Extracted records

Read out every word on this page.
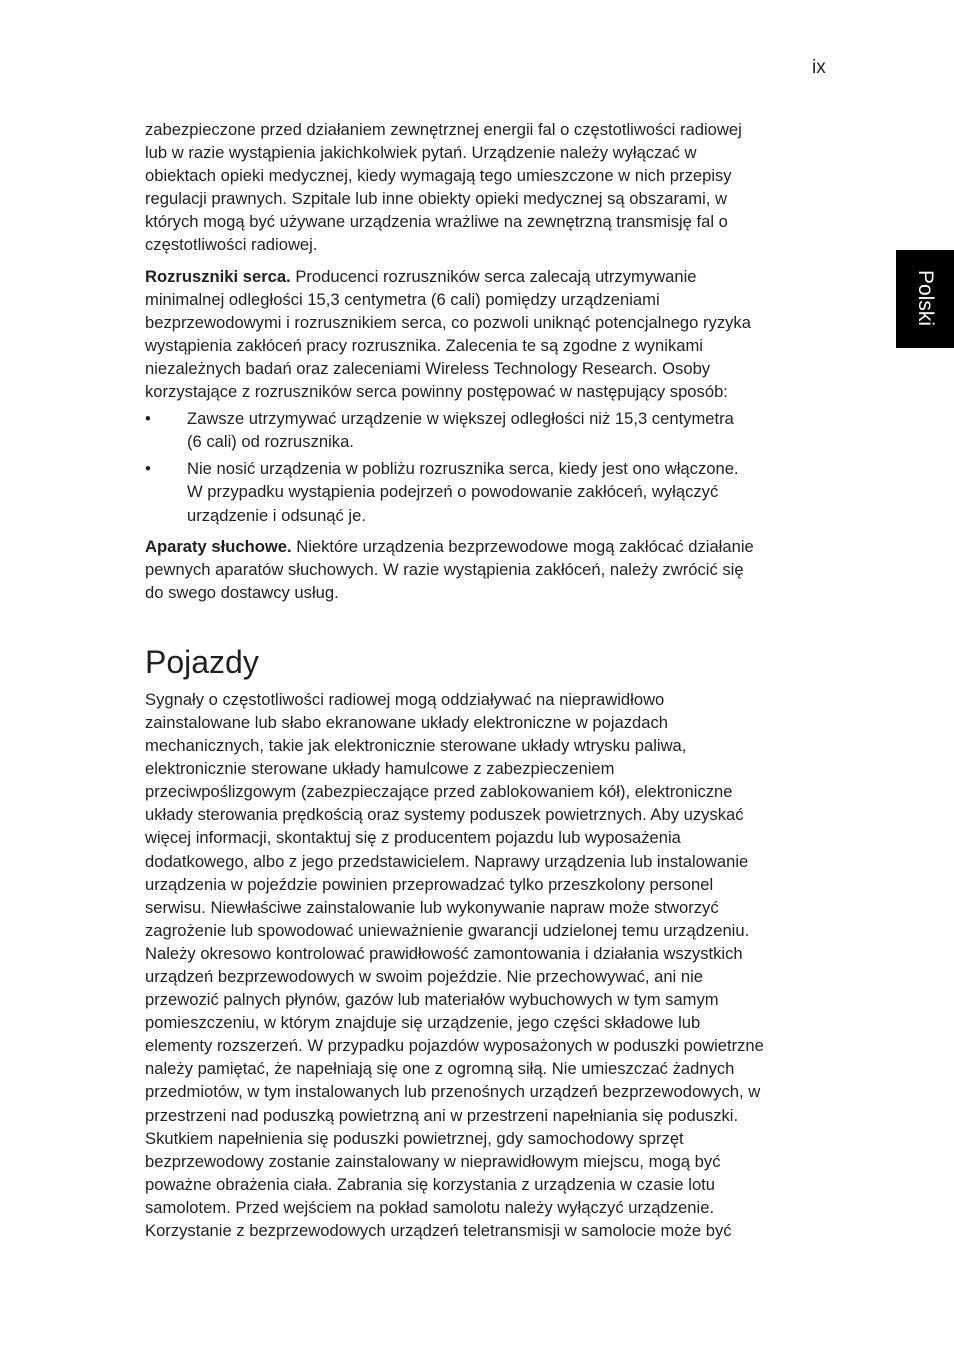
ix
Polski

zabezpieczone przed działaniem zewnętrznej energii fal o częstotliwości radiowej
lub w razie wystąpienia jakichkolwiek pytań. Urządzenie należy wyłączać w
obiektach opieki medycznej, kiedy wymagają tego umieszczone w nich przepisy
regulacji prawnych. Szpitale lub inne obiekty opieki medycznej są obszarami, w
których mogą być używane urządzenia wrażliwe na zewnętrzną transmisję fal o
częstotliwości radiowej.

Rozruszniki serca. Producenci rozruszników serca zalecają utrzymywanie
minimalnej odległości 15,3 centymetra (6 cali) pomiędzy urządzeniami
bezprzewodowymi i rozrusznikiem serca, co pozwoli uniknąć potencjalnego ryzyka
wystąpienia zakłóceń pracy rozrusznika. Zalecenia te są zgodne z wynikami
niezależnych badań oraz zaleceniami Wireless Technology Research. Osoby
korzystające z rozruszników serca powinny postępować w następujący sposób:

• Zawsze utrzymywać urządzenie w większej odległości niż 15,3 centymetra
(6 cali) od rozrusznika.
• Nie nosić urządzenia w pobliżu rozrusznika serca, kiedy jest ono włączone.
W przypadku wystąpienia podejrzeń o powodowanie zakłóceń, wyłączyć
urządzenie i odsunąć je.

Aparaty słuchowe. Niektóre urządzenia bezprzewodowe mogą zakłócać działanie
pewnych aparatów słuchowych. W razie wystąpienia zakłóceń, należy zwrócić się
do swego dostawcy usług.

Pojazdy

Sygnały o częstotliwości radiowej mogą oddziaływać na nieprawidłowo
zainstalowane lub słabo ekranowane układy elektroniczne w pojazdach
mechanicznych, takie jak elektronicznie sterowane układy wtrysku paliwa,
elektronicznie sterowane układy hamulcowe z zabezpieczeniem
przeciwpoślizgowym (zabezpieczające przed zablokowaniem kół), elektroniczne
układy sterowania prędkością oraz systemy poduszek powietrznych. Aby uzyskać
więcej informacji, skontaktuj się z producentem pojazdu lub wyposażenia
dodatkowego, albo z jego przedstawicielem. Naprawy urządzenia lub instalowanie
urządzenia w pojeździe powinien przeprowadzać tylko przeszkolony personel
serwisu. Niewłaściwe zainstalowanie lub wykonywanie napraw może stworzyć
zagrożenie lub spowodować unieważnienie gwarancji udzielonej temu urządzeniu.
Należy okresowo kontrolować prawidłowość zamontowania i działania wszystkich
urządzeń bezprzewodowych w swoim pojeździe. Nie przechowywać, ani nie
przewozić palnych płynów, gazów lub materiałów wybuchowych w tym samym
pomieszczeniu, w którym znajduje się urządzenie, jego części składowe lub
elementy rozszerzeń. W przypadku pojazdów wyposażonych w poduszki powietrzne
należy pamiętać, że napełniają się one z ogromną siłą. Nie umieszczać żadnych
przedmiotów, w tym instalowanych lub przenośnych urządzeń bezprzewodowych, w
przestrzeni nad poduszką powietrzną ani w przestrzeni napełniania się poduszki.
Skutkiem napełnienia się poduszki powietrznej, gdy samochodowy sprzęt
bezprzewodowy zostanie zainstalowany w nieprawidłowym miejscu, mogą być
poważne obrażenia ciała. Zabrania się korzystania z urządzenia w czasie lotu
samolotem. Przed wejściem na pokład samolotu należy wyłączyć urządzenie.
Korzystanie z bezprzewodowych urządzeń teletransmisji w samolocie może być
---
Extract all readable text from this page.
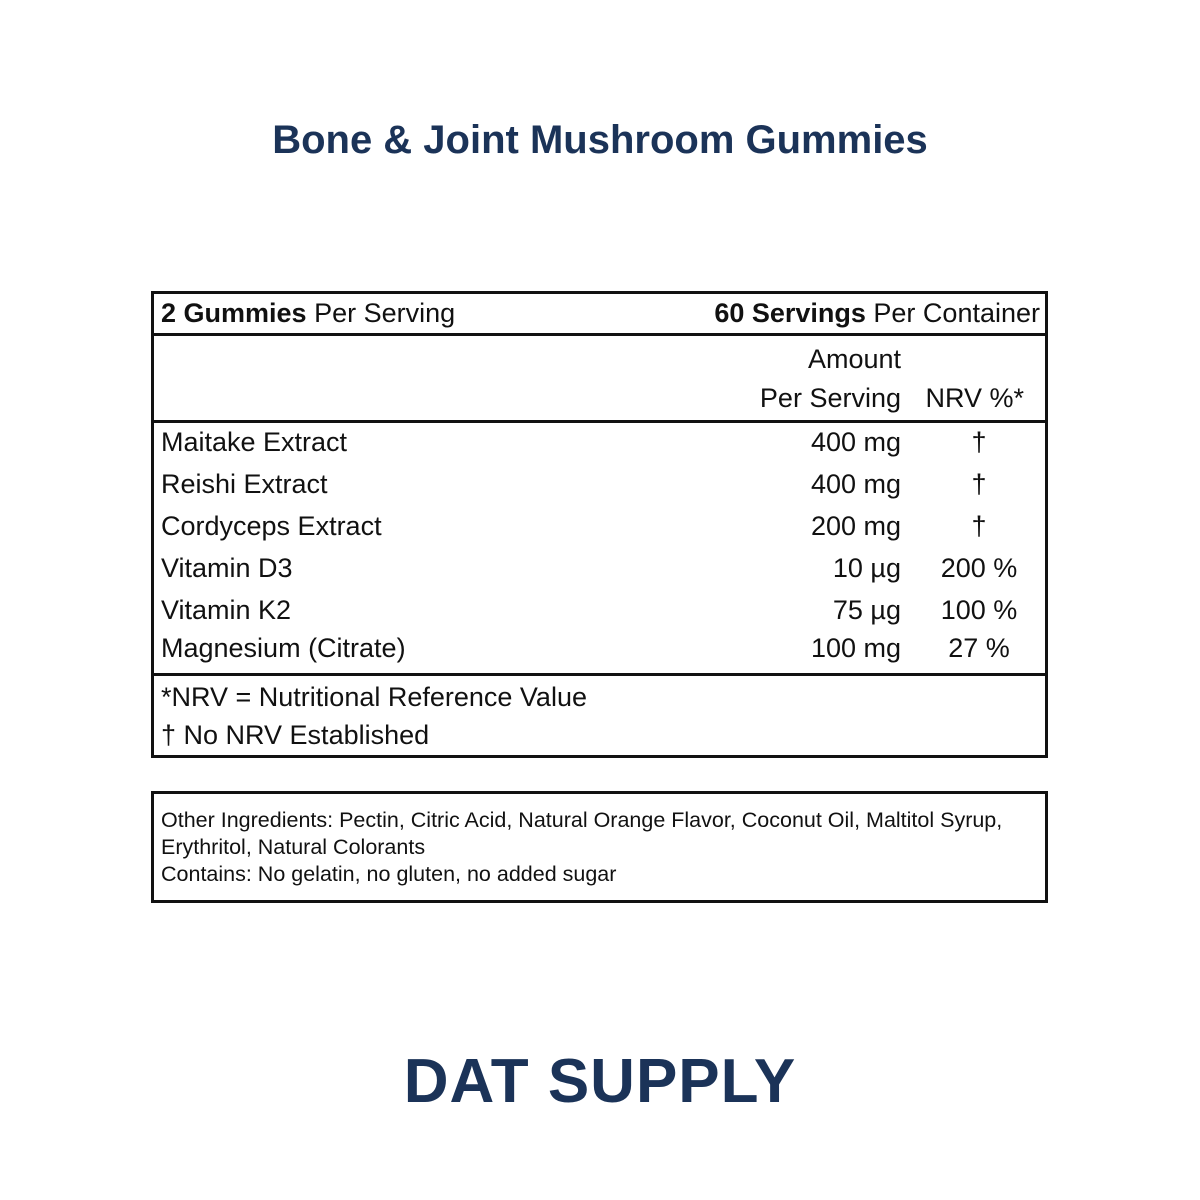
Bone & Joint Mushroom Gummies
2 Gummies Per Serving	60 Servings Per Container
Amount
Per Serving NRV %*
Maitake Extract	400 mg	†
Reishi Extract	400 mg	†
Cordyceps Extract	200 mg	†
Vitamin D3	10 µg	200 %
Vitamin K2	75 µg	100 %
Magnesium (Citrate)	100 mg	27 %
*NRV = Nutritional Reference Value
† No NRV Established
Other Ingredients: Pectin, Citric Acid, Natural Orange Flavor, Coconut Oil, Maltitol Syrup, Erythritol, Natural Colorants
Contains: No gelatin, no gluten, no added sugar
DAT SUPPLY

Aim of the task
How many lines of these entries contain the string "zakłóceń"? Reply with the number alone.

Written answer
3